● **What is being asked**:
Copy all lines below containing "name".

[Stored dataset items]

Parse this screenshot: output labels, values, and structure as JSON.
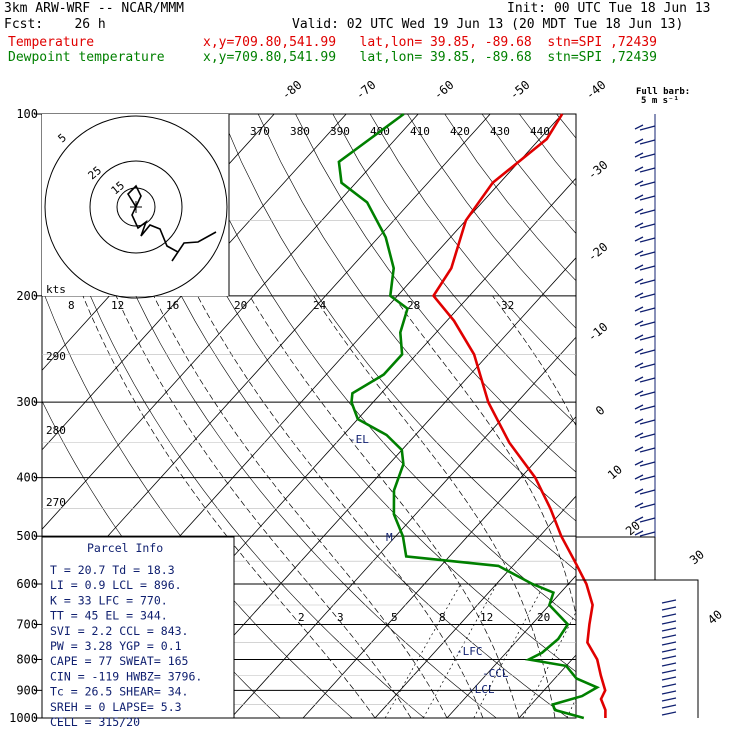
{
  "header": {
    "line1_left": "3km ARW-WRF -- NCAR/MMM",
    "line1_right": "Init: 00 UTC Tue 18 Jun 13",
    "line2_left": "Fcst:    26 h",
    "line2_right": "Valid: 02 UTC Wed 19 Jun 13 (20 MDT Tue 18 Jun 13)",
    "temp_label": "Temperature",
    "dew_label": "Dewpoint temperature",
    "temp_info": "x,y=709.80,541.99   lat,lon= 39.85, -89.68  stn=SPI ,72439",
    "dew_info": "x,y=709.80,541.99   lat,lon= 39.85, -89.68  stn=SPI ,72439"
  },
  "colors": {
    "temperature": "#e00000",
    "dewpoint": "#008000",
    "grid": "#000000",
    "labels": "#102070"
  },
  "chart_data": {
    "type": "line",
    "subtype": "skew-T log-p sounding",
    "pressure_levels": [
      "100",
      "200",
      "300",
      "400",
      "500",
      "600",
      "700",
      "800",
      "900",
      "1000"
    ],
    "top_temp_ticks": [
      "-80",
      "-70",
      "-60",
      "-50",
      "-40"
    ],
    "right_temp_ticks": [
      "-30",
      "-20",
      "-10",
      "0",
      "10",
      "20",
      "30",
      "40"
    ],
    "theta_labels": [
      "370",
      "380",
      "390",
      "400",
      "410",
      "420",
      "430",
      "440"
    ],
    "mixing_labels_upper": [
      "8",
      "12",
      "16",
      "20",
      "24",
      "28",
      "32"
    ],
    "mixing_labels_lower": [
      "2",
      "3",
      "5",
      "8",
      "12",
      "20"
    ],
    "left_theta_labels": [
      "290",
      "280",
      "270"
    ],
    "series": [
      {
        "name": "Temperature",
        "color": "#e00000",
        "points": [
          [
            1000,
            22
          ],
          [
            970,
            21
          ],
          [
            930,
            19
          ],
          [
            900,
            18.5
          ],
          [
            850,
            16
          ],
          [
            800,
            13.5
          ],
          [
            750,
            10
          ],
          [
            700,
            8
          ],
          [
            650,
            6
          ],
          [
            600,
            2.5
          ],
          [
            550,
            -2
          ],
          [
            500,
            -7
          ],
          [
            450,
            -12
          ],
          [
            400,
            -18
          ],
          [
            350,
            -26
          ],
          [
            300,
            -34
          ],
          [
            250,
            -42
          ],
          [
            220,
            -49
          ],
          [
            200,
            -55
          ],
          [
            180,
            -56
          ],
          [
            150,
            -60
          ],
          [
            130,
            -61
          ],
          [
            110,
            -59
          ],
          [
            100,
            -60
          ]
        ]
      },
      {
        "name": "Dewpoint temperature",
        "color": "#008000",
        "points": [
          [
            1000,
            19
          ],
          [
            970,
            14
          ],
          [
            950,
            13
          ],
          [
            920,
            16
          ],
          [
            890,
            17
          ],
          [
            860,
            13
          ],
          [
            820,
            10
          ],
          [
            800,
            4
          ],
          [
            780,
            5
          ],
          [
            740,
            5.5
          ],
          [
            700,
            5
          ],
          [
            650,
            0
          ],
          [
            620,
            -1
          ],
          [
            600,
            -5
          ],
          [
            560,
            -12
          ],
          [
            540,
            -26
          ],
          [
            500,
            -29
          ],
          [
            460,
            -33
          ],
          [
            420,
            -36
          ],
          [
            380,
            -38
          ],
          [
            360,
            -40
          ],
          [
            340,
            -44
          ],
          [
            320,
            -50
          ],
          [
            300,
            -53
          ],
          [
            290,
            -54
          ],
          [
            270,
            -52
          ],
          [
            250,
            -52
          ],
          [
            230,
            -55
          ],
          [
            210,
            -57
          ],
          [
            200,
            -61
          ],
          [
            180,
            -64
          ],
          [
            160,
            -69
          ],
          [
            140,
            -76
          ],
          [
            130,
            -82
          ],
          [
            120,
            -85
          ],
          [
            100,
            -82
          ]
        ]
      }
    ],
    "annotations": [
      "-EL",
      "-LFC",
      "-CCL",
      "-LCL",
      "M"
    ]
  },
  "hodograph": {
    "units": "kts",
    "ring_labels": [
      "5",
      "25",
      "15"
    ],
    "speed_labels": [
      "8",
      "12",
      "16",
      "20"
    ]
  },
  "parcel_info": {
    "title": "Parcel Info",
    "rows": [
      "T  =   20.7  Td =  18.3",
      "LI =    0.9  LCL =  896.",
      "K  =     33  LFC =  770.",
      "TT =     45  EL  =  344.",
      "SVI =   2.2  CCL =  843.",
      "PW =   3.28  YGP =   0.1",
      "CAPE =   77  SWEAT=  165",
      "CIN =  -119  HWBZ= 3796.",
      "Tc =   26.5  SHEAR=  34.",
      "SREH =    0  LAPSE=  5.3",
      "CELL = 315/20"
    ]
  },
  "wind": {
    "barb_label_1": "Full barb:",
    "barb_label_2": "5 m s⁻¹"
  }
}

● **Response for this exercise**:
        "name": "Temperature",
        "name": "Dewpoint temperature",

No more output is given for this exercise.